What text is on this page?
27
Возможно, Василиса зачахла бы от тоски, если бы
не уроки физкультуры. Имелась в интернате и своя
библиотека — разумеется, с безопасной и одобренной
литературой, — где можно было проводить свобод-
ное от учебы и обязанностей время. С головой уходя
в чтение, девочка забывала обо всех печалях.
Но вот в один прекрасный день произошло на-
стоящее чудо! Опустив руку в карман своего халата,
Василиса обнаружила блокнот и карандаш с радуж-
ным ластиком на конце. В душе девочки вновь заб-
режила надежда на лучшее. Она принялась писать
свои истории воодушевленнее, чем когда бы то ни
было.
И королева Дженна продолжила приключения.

--

• **AIM**:
Set out the complete listing exactly as shown.

• **WRITTEN ANSWER**:
What text is on this page?
27
Возможно, Василиса зачахла бы от тоски, если бы
не уроки физкультуры. Имелась в интернате и своя
библиотека — разумеется, с безопасной и одобренной
литературой, — где можно было проводить свобод-
ное от учебы и обязанностей время. С головой уходя
в чтение, девочка забывала обо всех печалях.
Но вот в один прекрасный день произошло на-
стоящее чудо! Опустив руку в карман своего халата,
Василиса обнаружила блокнот и карандаш с радуж-
ным ластиком на конце. В душе девочки вновь заб-
режила надежда на лучшее. Она принялась писать
свои истории воодушевленнее, чем когда бы то ни
было.
И королева Дженна продолжила приключения.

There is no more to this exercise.